Balanced truncation for Bayesian inference

Series
Applied and Computational Mathematics Seminar
Time
Monday, October 2, 2023 - 2:00pm for 1 hour (actually 50 minutes)
Location
Clough Commons 125 and https://gatech.zoom.us/j/98355006347
Speaker
Elizabeth Qian – School of Aerospace Engineering and School of Computational Science and Engineering at Georgia Tech – eqian@gatech.eduhttps://www.elizabethqian.com/
Organizer
Wenjing Liao

We consider the Bayesian approach to the linear Gaussian inference problem of inferring the initial condition of a linear dynamical system from noisy output measurements taken after the initial time. In practical applications, the large dimension of the dynamical system state poses a computational obstacle to computing the exact posterior distribution. Model reduction offers a variety of computational tools that seek to reduce this computational burden. In particular, balanced truncation is a control-theoretic approach to model reduction which obtains an efficient reduced-dimension dynamical system by projecting the system operators onto state directions which trade off the reachability and observability of state directions.  We define an analogous balanced truncation procedure for the Bayesian inference setting based on the trade off between prior uncertainty and data information. The resulting reduced model inherits desirable theoretical properties for both the control and inference settings: numerical demonstrations on two benchmark problems show that our method can yield near-optimal posterior covariance approximations with order-of-magnitude state dimension reduction.

Dataset entries
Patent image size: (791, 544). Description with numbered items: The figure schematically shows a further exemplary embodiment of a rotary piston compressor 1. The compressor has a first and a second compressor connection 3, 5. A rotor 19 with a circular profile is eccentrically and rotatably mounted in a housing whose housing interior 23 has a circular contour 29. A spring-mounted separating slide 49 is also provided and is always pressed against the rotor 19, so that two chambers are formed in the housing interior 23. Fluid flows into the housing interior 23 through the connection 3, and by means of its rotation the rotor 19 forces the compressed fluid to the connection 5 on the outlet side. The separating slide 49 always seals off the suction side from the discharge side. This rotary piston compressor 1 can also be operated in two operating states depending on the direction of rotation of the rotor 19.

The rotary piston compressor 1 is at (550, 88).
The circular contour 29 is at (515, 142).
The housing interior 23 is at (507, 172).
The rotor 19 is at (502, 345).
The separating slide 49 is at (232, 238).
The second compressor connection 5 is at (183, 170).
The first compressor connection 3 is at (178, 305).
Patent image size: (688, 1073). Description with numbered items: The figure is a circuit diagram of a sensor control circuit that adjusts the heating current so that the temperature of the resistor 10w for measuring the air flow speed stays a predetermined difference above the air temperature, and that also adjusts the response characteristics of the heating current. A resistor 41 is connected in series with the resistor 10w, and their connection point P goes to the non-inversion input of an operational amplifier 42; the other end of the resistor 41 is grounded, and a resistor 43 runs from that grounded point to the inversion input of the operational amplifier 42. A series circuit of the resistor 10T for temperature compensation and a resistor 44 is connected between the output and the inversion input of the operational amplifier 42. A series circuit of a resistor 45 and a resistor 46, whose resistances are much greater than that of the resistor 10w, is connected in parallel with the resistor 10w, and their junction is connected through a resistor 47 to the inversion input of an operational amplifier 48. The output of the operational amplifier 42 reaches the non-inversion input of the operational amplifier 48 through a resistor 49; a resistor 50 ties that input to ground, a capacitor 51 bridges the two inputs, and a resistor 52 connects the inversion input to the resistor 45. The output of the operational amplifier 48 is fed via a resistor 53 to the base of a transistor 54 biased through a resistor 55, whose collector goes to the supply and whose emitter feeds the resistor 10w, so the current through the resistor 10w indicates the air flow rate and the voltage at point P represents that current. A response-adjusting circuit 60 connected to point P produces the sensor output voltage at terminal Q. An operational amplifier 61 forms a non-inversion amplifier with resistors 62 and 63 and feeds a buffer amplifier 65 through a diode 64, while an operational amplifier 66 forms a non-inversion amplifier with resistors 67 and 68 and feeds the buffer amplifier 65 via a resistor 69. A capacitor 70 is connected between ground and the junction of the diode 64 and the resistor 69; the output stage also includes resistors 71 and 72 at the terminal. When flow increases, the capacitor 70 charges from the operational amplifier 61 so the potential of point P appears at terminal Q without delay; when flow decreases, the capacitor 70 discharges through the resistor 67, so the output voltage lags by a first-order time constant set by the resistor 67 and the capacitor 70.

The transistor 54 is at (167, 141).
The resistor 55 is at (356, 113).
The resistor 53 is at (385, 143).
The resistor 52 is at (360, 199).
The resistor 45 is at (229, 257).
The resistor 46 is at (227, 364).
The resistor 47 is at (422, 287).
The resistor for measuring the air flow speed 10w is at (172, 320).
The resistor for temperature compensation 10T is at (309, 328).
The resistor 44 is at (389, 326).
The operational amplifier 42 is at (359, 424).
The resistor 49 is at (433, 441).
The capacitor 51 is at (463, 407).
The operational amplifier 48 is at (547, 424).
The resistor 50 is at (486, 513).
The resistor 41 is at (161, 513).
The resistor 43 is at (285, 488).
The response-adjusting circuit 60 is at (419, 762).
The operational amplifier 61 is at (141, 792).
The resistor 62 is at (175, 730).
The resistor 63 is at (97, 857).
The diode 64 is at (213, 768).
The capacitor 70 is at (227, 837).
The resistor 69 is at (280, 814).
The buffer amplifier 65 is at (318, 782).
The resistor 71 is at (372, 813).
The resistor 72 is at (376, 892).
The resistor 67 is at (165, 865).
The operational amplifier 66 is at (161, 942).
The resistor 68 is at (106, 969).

Exercise: Reproduce word for word the passage of the seminar announcement that begins with the words containing "Balanced truncation for" and ends with "(actually 50 minutes)". The data play no part in this work.

Task solution:
Balanced truncation for Bayesian inference

Series
Applied and Computational Mathematics Seminar
Time
Monday, October 2, 2023 - 2:00pm for 1 hour (actually 50 minutes)